_Data records_.

══════

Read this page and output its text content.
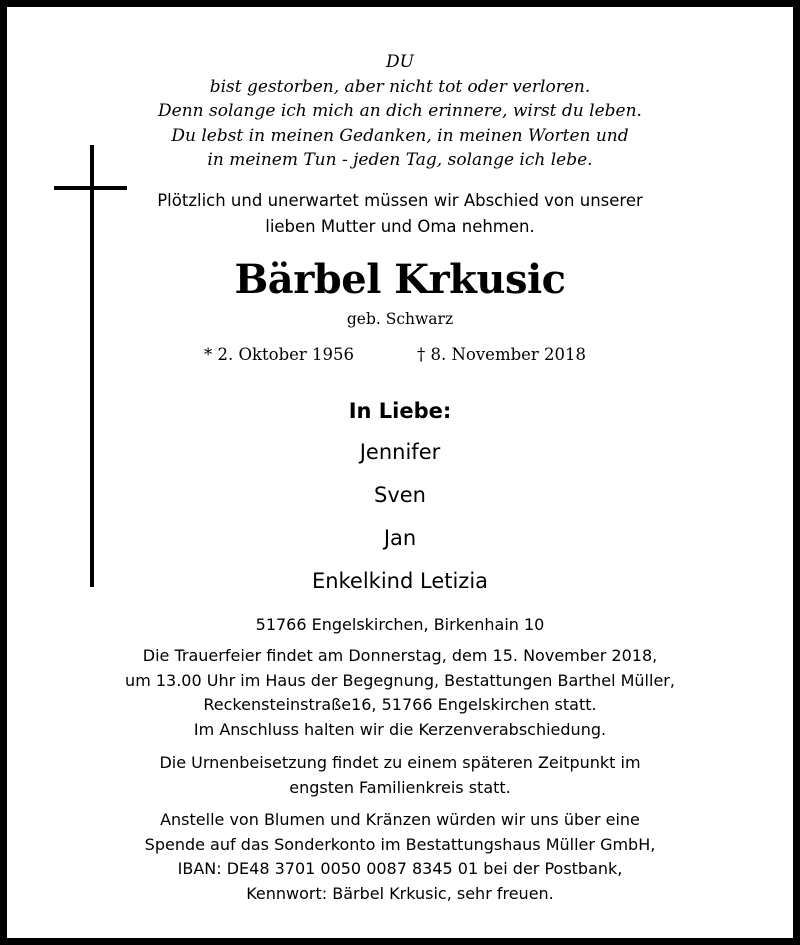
DU
bist gestorben, aber nicht tot oder verloren.
Denn solange ich mich an dich erinnere, wirst du leben.
Du lebst in meinen Gedanken, in meinen Worten und
in meinem Tun - jeden Tag, solange ich lebe.
Plötzlich und unerwartet müssen wir Abschied von unserer
lieben Mutter und Oma nehmen.
Bärbel Krkusic
geb. Schwarz
* 2. Oktober 1956	† 8. November 2018
In Liebe:
Jennifer
Sven
Jan
Enkelkind Letizia
51766 Engelskirchen, Birkenhain 10
Die Trauerfeier findet am Donnerstag, dem 15. November 2018,
um 13.00 Uhr im Haus der Begegnung, Bestattungen Barthel Müller,
Reckensteinstraße16, 51766 Engelskirchen statt.
Im Anschluss halten wir die Kerzenverabschiedung.
Die Urnenbeisetzung findet zu einem späteren Zeitpunkt im
engsten Familienkreis statt.
Anstelle von Blumen und Kränzen würden wir uns über eine
Spende auf das Sonderkonto im Bestattungshaus Müller GmbH,
IBAN: DE48 3701 0050 0087 8345 01 bei der Postbank,
Kennwort: Bärbel Krkusic, sehr freuen.
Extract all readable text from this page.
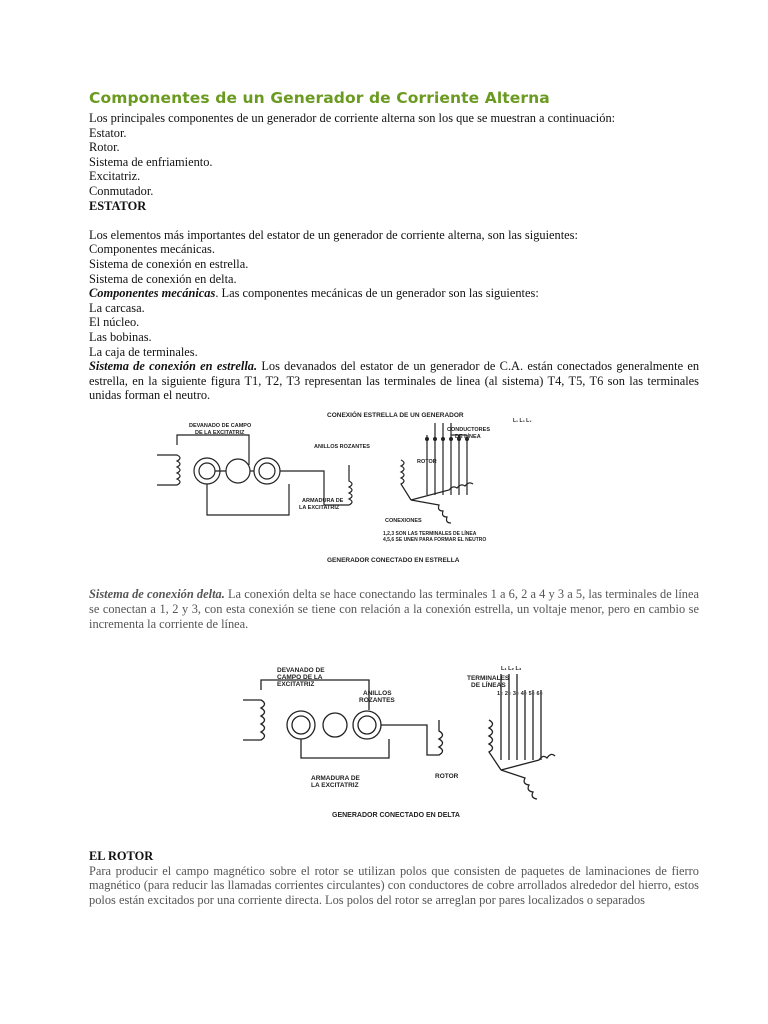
Componentes de un Generador de Corriente Alterna
Los principales componentes de un generador de corriente alterna son los que se muestran a continuación:
Estator.
Rotor.
Sistema de enfriamiento.
Excitatriz.
Conmutador.
ESTATOR
Los elementos más importantes del estator de un generador de corriente alterna, son las siguientes:
Componentes mecánicas.
Sistema de conexión en estrella.
Sistema de conexión en delta.
Componentes mecánicas. Las componentes mecánicas de un generador son las siguientes:
La carcasa.
El núcleo.
Las bobinas.
La caja de terminales.
Sistema de conexión en estrella. Los devanados del estator de un generador de C.A. están conectados generalmente en estrella, en la siguiente figura T1, T2, T3 representan las terminales de linea (al sistema) T4, T5, T6 son las terminales unidas forman el neutro.
CONEXIÓN ESTRELLA DE UN GENERADOR
DEVANADO DE CAMPO
DE LA EXCITATRIZ
ANILLOS ROZANTES
ROTOR
ARMADURA DE
LA EXCITATRIZ
CONDUCTORES
DE LÍNEA
L₁ L₂ L₃
CONEXIONES
1,2,3 SON LAS TERMINALES DE LÍNEA
4,5,6 SE UNEN PARA FORMAR EL NEUTRO
GENERADOR CONECTADO EN ESTRELLA
Sistema de conexión delta. La conexión delta se hace conectando las terminales 1 a 6, 2 a 4 y 3 a 5, las terminales de línea se conectan a 1, 2 y 3, con esta conexión se tiene con relación a la conexión estrella, un voltaje menor, pero en cambio se incrementa la corriente de línea.
DEVANADO DE
CAMPO DE LA
EXCITATRIZ
ANILLOS
ROZANTES
TERMINALES
DE LÍNEAS
L₁ L₂ L₃
1○ 2○ 3○ 4○ 5○ 6○
ROTOR
ARMADURA DE
LA EXCITATRIZ
GENERADOR CONECTADO EN DELTA
EL ROTOR
Para producir el campo magnético sobre el rotor se utilizan polos que consisten de paquetes de laminaciones de fierro magnético (para reducir las llamadas corrientes circulantes) con conductores de cobre arrollados alrededor del hierro, estos polos están excitados por una corriente directa. Los polos del rotor se arreglan por pares localizados o separados
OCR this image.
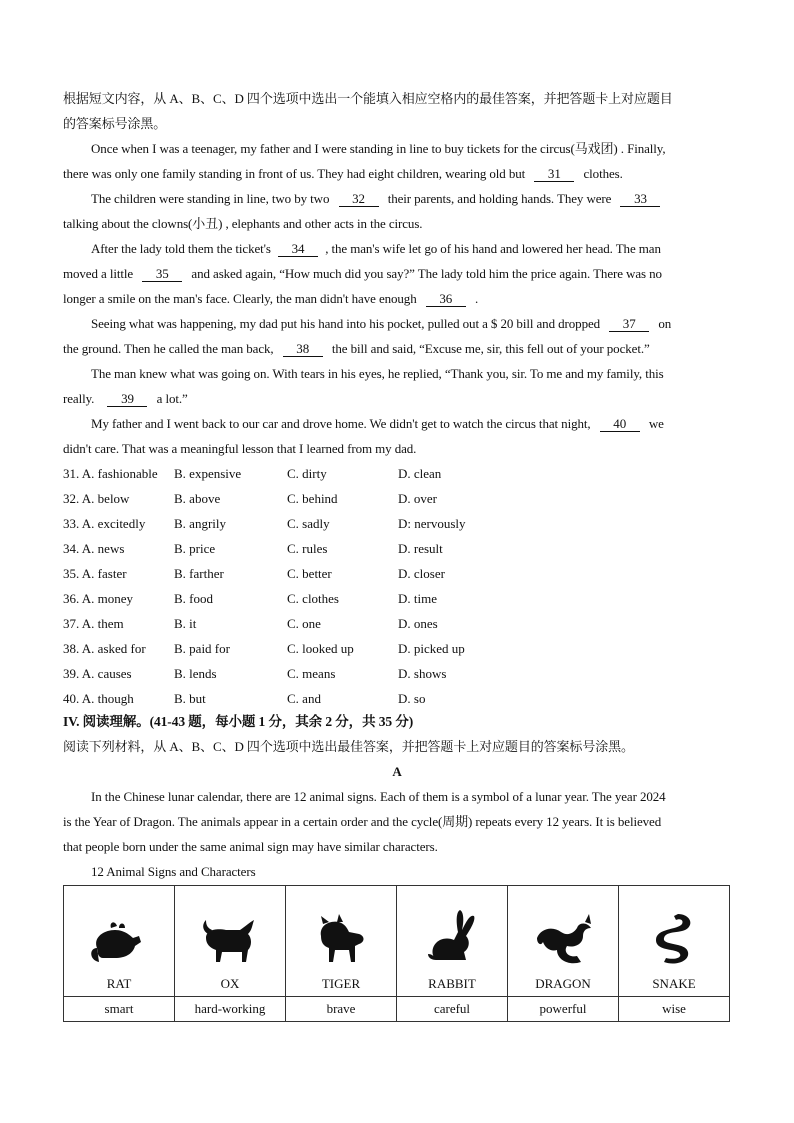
根据短文内容，从 A、B、C、D 四个选项中选出一个能填入相应空格内的最佳答案，并把答题卡上对应题目
的答案标号涂黑。
Once when I was a teenager, my father and I were standing in line to buy tickets for the circus(马戏团) . Finally,
there was only one family standing in front of us. They had eight children, wearing old but 31 clothes.
The children were standing in line, two by two 32 their parents, and holding hands. They were 33
talking about the clowns(小丑) , elephants and other acts in the circus.
After the lady told them the ticket's 34 , the man's wife let go of his hand and lowered her head. The man
moved a little 35 and asked again, “How much did you say?” The lady told him the price again. There was no
longer a smile on the man's face. Clearly, the man didn't have enough 36 .
Seeing what was happening, my dad put his hand into his pocket, pulled out a $ 20 bill and dropped 37 on
the ground. Then he called the man back, 38 the bill and said, “Excuse me, sir, this fell out of your pocket.”
The man knew what was going on. With tears in his eyes, he replied, “Thank you, sir. To me and my family, this
really. 39 a lot.”
My father and I went back to our car and drove home. We didn't get to watch the circus that night, 40 we
didn't care. That was a meaningful lesson that I learned from my dad.
31. A. fashionable B. expensive	C. dirty	D. clean
32. A. below	B. above	C. behind	D. over
33. A. excitedly B. angrily	C. sadly	D: nervously
34. A. news	B. price	C. rules	D. result
35. A. faster	B. farther	C. better	D. closer
36. A. money	B. food	C. clothes	D. time
37. A. them	B. it	C. one	D. ones
38. A. asked for B. paid for	C. looked up	D. picked up
39. A. causes	B. lends	C. means	D. shows
40. A. though	B. but	C. and	D. so
IV. 阅读理解。(41-43 题，每小题 1 分，其余 2 分，共 35 分)
阅读下列材料，从 A、B、C、D 四个选项中选出最佳答案，并把答题卡上对应题目的答案标号涂黑。
A
In the Chinese lunar calendar, there are 12 animal signs. Each of them is a symbol of a lunar year. The year 2024
is the Year of Dragon. The animals appear in a certain order and the cycle(周期) repeats every 12 years. It is believed
that people born under the same animal sign may have similar characters.
12 Animal Signs and Characters
RAT	OX	TIGER	RABBIT	DRAGON	SNAKE

smart	hard-working	brave	careful	powerful	wise
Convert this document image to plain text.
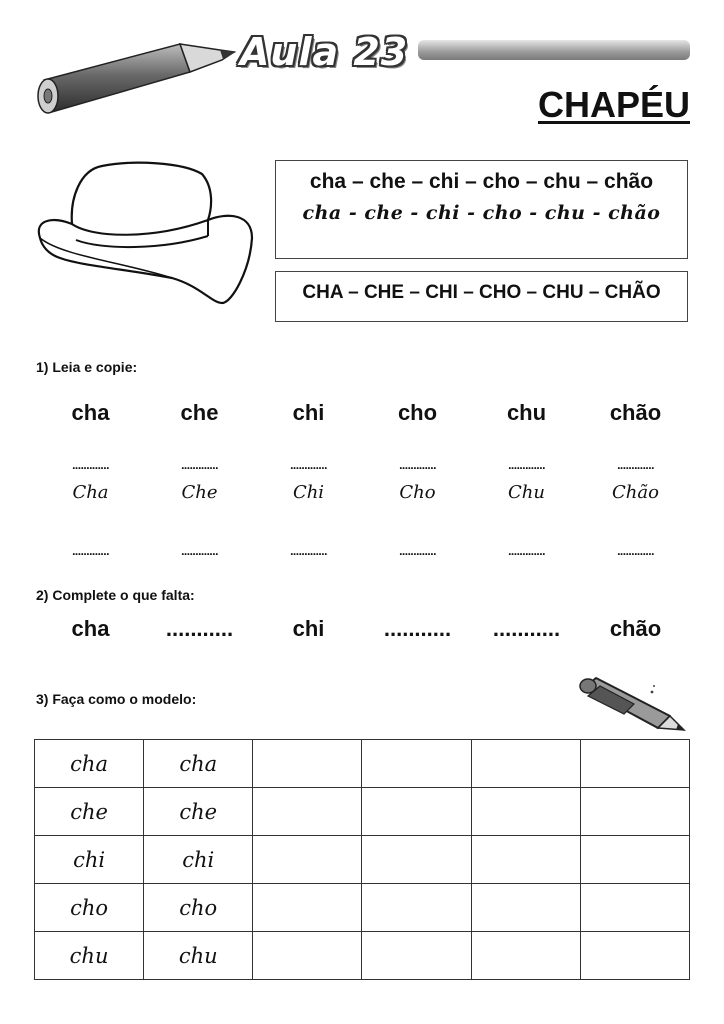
Aula 23
CHAPÉU
cha – che – chi – cho – chu – chão
cha - che - chi - cho - chu - chão
CHA – CHE – CHI – CHO – CHU – CHÃO
1) Leia e copie:
cha	che	chi	cho	chu	chão
.............	.............	.............	.............	.............	.............
Cha	Che	Chi	Cho	Chu	Chão
.............	.............	.............	.............	.............	.............
2) Complete o que falta:
cha	...........	chi	...........	...........	chão
3) Faça como o modelo:
cha	cha				
che	che				
chi	chi				
cho	cho				
chu	chu				
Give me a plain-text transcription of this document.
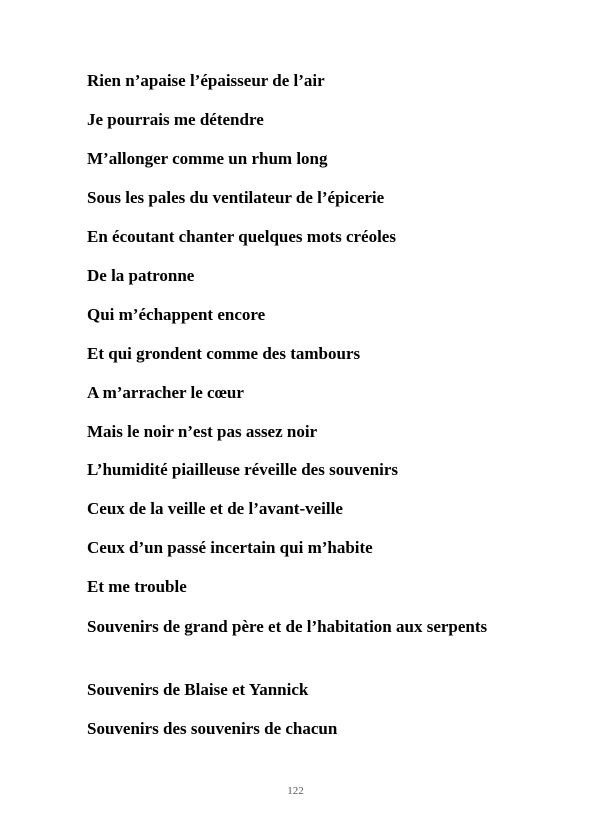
Rien n’apaise l’épaisseur de l’air
Je pourrais me détendre
M’allonger comme un rhum long
Sous les pales du ventilateur de l’épicerie
En écoutant chanter quelques mots créoles
De la patronne
Qui m’échappent encore
Et qui grondent comme des tambours
A m’arracher le cœur
Mais le noir n’est pas assez noir
L’humidité piailleuse réveille des souvenirs
Ceux de la veille et de l’avant-veille
Ceux d’un passé incertain qui m’habite
Et me trouble
Souvenirs de grand père et de l’habitation aux serpents
Souvenirs de Blaise et Yannick
Souvenirs des souvenirs de chacun
122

══════

Can the lines from the one with "Convert this document image to plain text." to the end of the records above be quoted exactly, both ends included, with every picture omitted?

Convert this document image to plain text.
Aula 23
CHAPÉU
cha – che – chi – cho – chu – chão
cha - che - chi - cho - chu - chão
CHA – CHE – CHI – CHO – CHU – CHÃO
1) Leia e copie:
cha	che	chi	cho	chu	chão
.............	.............	.............	.............	.............	.............
Cha	Che	Chi	Cho	Chu	Chão
.............	.............	.............	.............	.............	.............
2) Complete o que falta:
cha	...........	chi	...........	...........	chão
3) Faça como o modelo:
cha	cha				
che	che				
chi	chi				
cho	cho				
chu	chu				
Give me a plain-text transcription of this document.
Rien n’apaise l’épaisseur de l’air
Je pourrais me détendre
M’allonger comme un rhum long
Sous les pales du ventilateur de l’épicerie
En écoutant chanter quelques mots créoles
De la patronne
Qui m’échappent encore
Et qui grondent comme des tambours
A m’arracher le cœur
Mais le noir n’est pas assez noir
L’humidité piailleuse réveille des souvenirs
Ceux de la veille et de l’avant-veille
Ceux d’un passé incertain qui m’habite
Et me trouble
Souvenirs de grand père et de l’habitation aux serpents
Souvenirs de Blaise et Yannick
Souvenirs des souvenirs de chacun
122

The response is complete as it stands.